++++ Records shown

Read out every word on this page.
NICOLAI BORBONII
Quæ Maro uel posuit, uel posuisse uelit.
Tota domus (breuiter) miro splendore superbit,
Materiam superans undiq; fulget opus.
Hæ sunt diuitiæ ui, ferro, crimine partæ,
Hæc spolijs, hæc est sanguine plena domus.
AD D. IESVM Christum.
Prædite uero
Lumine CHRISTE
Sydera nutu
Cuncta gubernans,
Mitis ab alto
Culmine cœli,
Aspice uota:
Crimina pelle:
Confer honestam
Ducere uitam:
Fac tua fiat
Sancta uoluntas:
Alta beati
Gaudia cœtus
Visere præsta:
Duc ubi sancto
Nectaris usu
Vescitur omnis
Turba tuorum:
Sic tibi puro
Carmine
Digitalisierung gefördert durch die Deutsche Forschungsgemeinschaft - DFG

++++++++

# Task brief:
Collect the lines of the data that carry the word "domus".

# Output of the exercise:
Tota domus (breuiter) miro splendore superbit,
Hæc spolijs, hæc est sanguine plena domus.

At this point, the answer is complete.